Collected data:
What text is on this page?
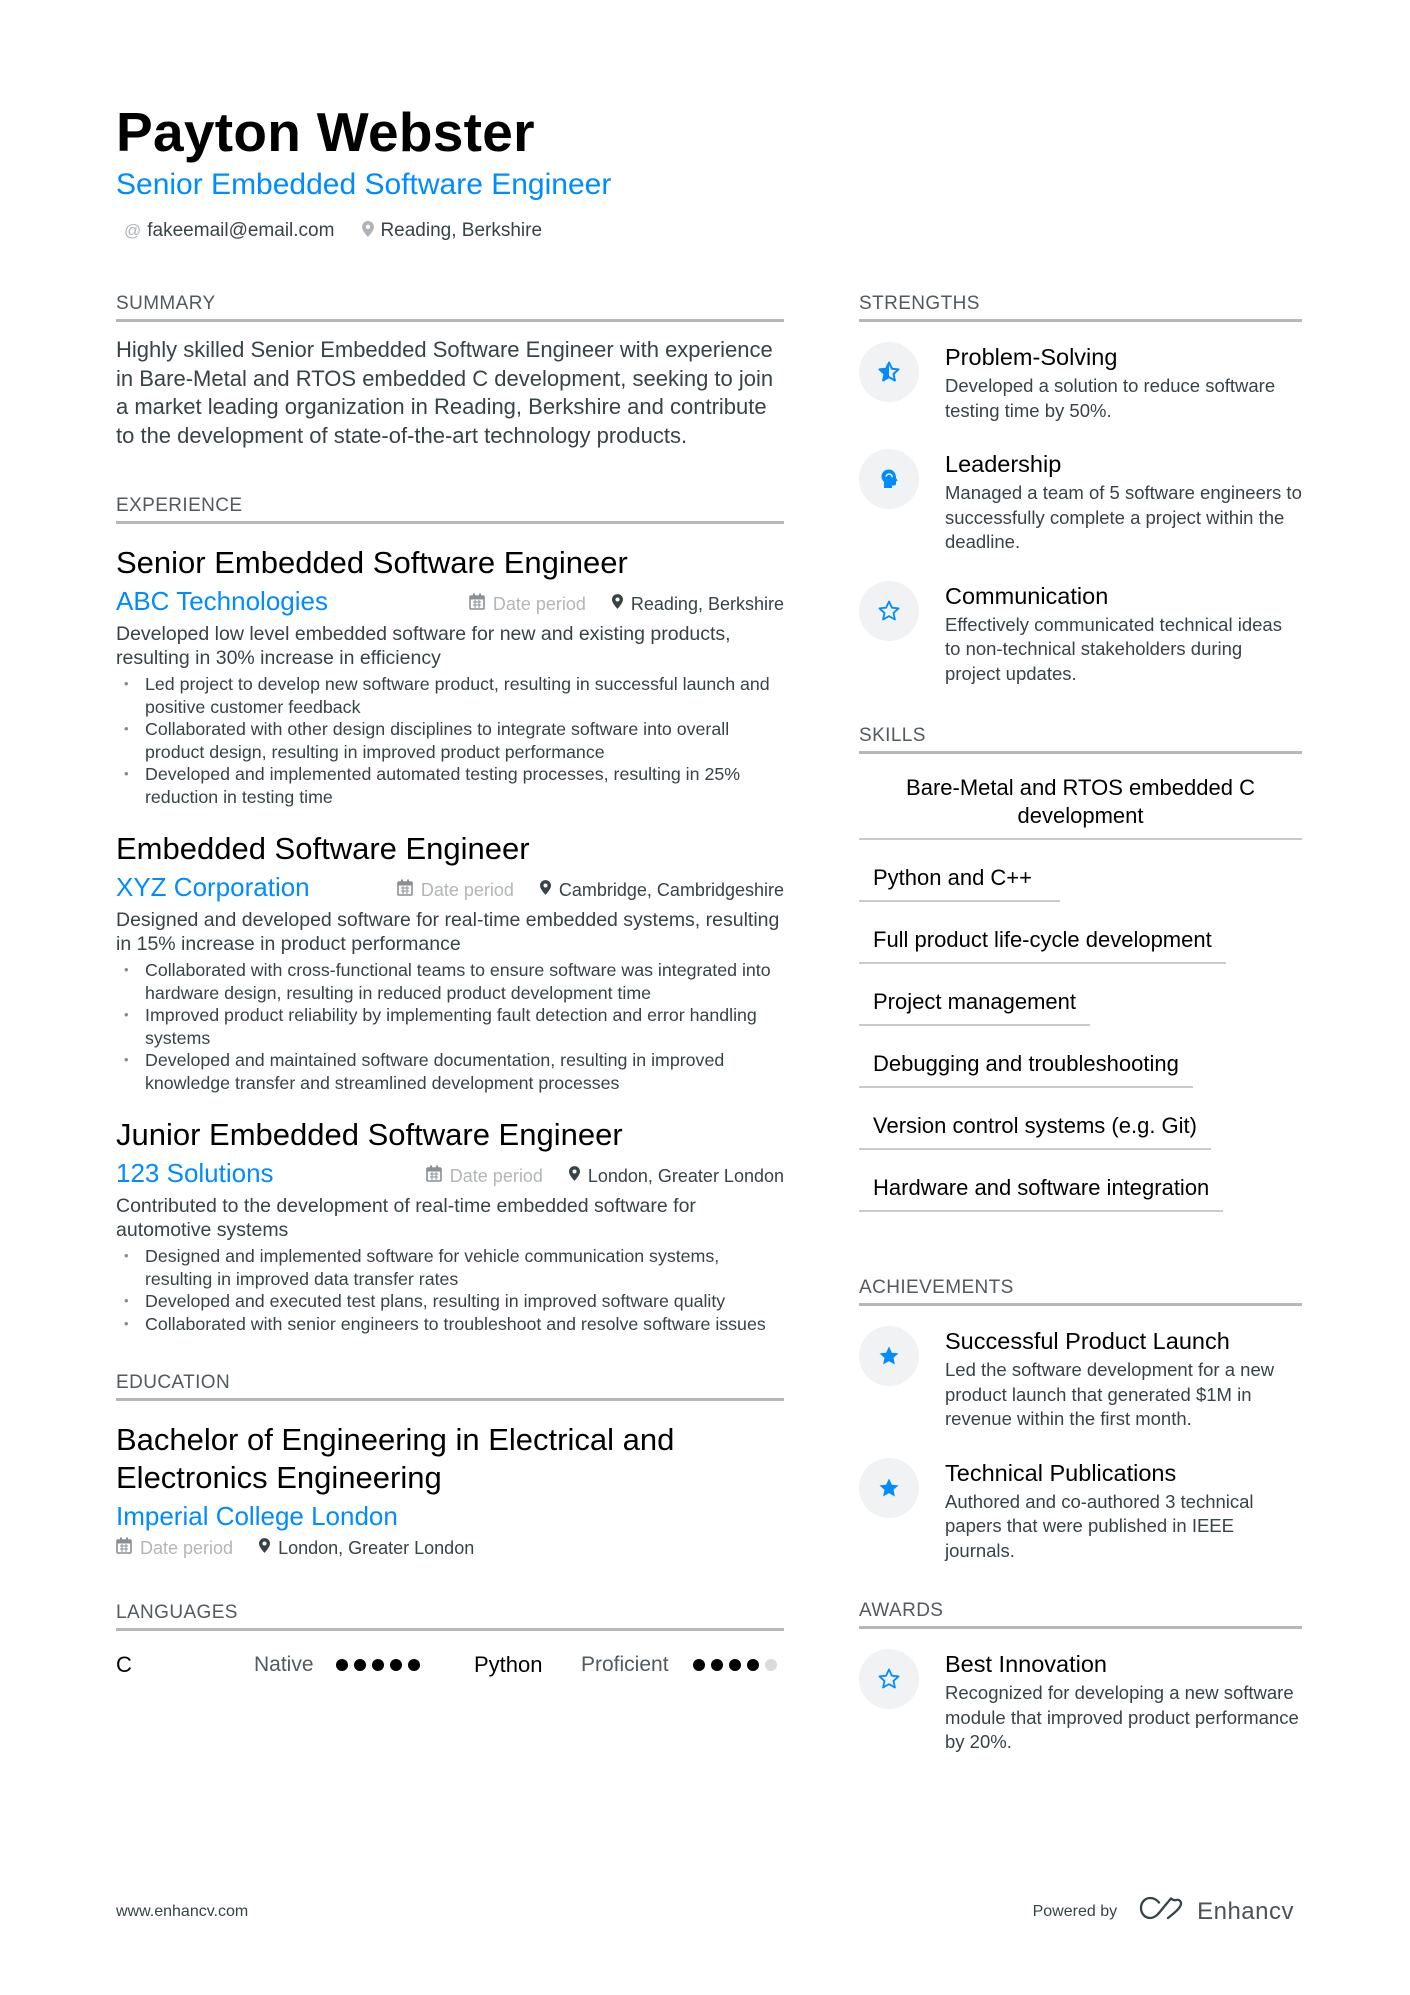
Payton Webster
Senior Embedded Software Engineer
@ fakeemail@email.com Reading, Berkshire
SUMMARY
Highly skilled Senior Embedded Software Engineer with experience in Bare-Metal and RTOS embedded C development, seeking to join a market leading organization in Reading, Berkshire and contribute to the development of state-of-the-art technology products.
EXPERIENCE
Senior Embedded Software Engineer
ABC Technologies	Date period	Reading, Berkshire
Developed low level embedded software for new and existing products, resulting in 30% increase in efficiency
• Led project to develop new software product, resulting in successful launch and positive customer feedback
• Collaborated with other design disciplines to integrate software into overall product design, resulting in improved product performance
• Developed and implemented automated testing processes, resulting in 25% reduction in testing time
Embedded Software Engineer
XYZ Corporation	Date period	Cambridge, Cambridgeshire
Designed and developed software for real-time embedded systems, resulting in 15% increase in product performance
• Collaborated with cross-functional teams to ensure software was integrated into hardware design, resulting in reduced product development time
• Improved product reliability by implementing fault detection and error handling systems
• Developed and maintained software documentation, resulting in improved knowledge transfer and streamlined development processes
Junior Embedded Software Engineer
123 Solutions	Date period	London, Greater London
Contributed to the development of real-time embedded software for automotive systems
• Designed and implemented software for vehicle communication systems, resulting in improved data transfer rates
• Developed and executed test plans, resulting in improved software quality
• Collaborated with senior engineers to troubleshoot and resolve software issues
EDUCATION
Bachelor of Engineering in Electrical and Electronics Engineering
Imperial College London
Date period	London, Greater London
LANGUAGES
C	Native	Python	Proficient
STRENGTHS
Problem-Solving
Developed a solution to reduce software testing time by 50%.
Leadership
Managed a team of 5 software engineers to successfully complete a project within the deadline.
Communication
Effectively communicated technical ideas to non-technical stakeholders during project updates.
SKILLS
Bare-Metal and RTOS embedded C development
Python and C++
Full product life-cycle development
Project management
Debugging and troubleshooting
Version control systems (e.g. Git)
Hardware and software integration
ACHIEVEMENTS
Successful Product Launch
Led the software development for a new product launch that generated $1M in revenue within the first month.
Technical Publications
Authored and co-authored 3 technical papers that were published in IEEE journals.
AWARDS
Best Innovation
Recognized for developing a new software module that improved product performance by 20%.
www.enhancv.com	Powered by	Enhancv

» **Prompt**
Reproduce every entry word for word, but skip any pictures.

» **Output for this task**
What text is on this page?
Payton Webster
Senior Embedded Software Engineer
@ fakeemail@email.com Reading, Berkshire
SUMMARY
Highly skilled Senior Embedded Software Engineer with experience in Bare-Metal and RTOS embedded C development, seeking to join a market leading organization in Reading, Berkshire and contribute to the development of state-of-the-art technology products.
EXPERIENCE
Senior Embedded Software Engineer
ABC Technologies	Date period	Reading, Berkshire
Developed low level embedded software for new and existing products, resulting in 30% increase in efficiency
• Led project to develop new software product, resulting in successful launch and positive customer feedback
• Collaborated with other design disciplines to integrate software into overall product design, resulting in improved product performance
• Developed and implemented automated testing processes, resulting in 25% reduction in testing time
Embedded Software Engineer
XYZ Corporation	Date period	Cambridge, Cambridgeshire
Designed and developed software for real-time embedded systems, resulting in 15% increase in product performance
• Collaborated with cross-functional teams to ensure software was integrated into hardware design, resulting in reduced product development time
• Improved product reliability by implementing fault detection and error handling systems
• Developed and maintained software documentation, resulting in improved knowledge transfer and streamlined development processes
Junior Embedded Software Engineer
123 Solutions	Date period	London, Greater London
Contributed to the development of real-time embedded software for automotive systems
• Designed and implemented software for vehicle communication systems, resulting in improved data transfer rates
• Developed and executed test plans, resulting in improved software quality
• Collaborated with senior engineers to troubleshoot and resolve software issues
EDUCATION
Bachelor of Engineering in Electrical and Electronics Engineering
Imperial College London
Date period	London, Greater London
LANGUAGES
C	Native	Python	Proficient
STRENGTHS
Problem-Solving
Developed a solution to reduce software testing time by 50%.
Leadership
Managed a team of 5 software engineers to successfully complete a project within the deadline.
Communication
Effectively communicated technical ideas to non-technical stakeholders during project updates.
SKILLS
Bare-Metal and RTOS embedded C development
Python and C++
Full product life-cycle development
Project management
Debugging and troubleshooting
Version control systems (e.g. Git)
Hardware and software integration
ACHIEVEMENTS
Successful Product Launch
Led the software development for a new product launch that generated $1M in revenue within the first month.
Technical Publications
Authored and co-authored 3 technical papers that were published in IEEE journals.
AWARDS
Best Innovation
Recognized for developing a new software module that improved product performance by 20%.
www.enhancv.com	Powered by	Enhancv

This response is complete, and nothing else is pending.